REQUEST: Wherever a line in the data below holds "Если", copy that line.

ITEMS:
══════

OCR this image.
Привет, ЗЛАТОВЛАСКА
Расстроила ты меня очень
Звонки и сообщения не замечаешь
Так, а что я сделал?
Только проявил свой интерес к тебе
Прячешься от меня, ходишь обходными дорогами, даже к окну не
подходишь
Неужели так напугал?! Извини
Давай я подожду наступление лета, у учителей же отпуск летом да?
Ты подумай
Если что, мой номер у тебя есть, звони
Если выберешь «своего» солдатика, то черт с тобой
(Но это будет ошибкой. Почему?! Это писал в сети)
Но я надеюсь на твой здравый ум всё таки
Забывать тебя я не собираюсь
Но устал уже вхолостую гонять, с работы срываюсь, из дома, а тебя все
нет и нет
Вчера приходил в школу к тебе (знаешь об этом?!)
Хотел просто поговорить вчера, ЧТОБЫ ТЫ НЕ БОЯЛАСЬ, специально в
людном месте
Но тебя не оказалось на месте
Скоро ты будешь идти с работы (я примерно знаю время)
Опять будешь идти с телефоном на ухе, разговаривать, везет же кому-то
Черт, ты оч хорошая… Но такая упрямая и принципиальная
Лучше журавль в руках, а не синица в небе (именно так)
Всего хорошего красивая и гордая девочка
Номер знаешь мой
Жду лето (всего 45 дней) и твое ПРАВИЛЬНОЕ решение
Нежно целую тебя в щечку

══════

FINISHED ANSWER:
Если что, мой номер у тебя есть, звони
Если выберешь «своего» солдатика, то черт с тобой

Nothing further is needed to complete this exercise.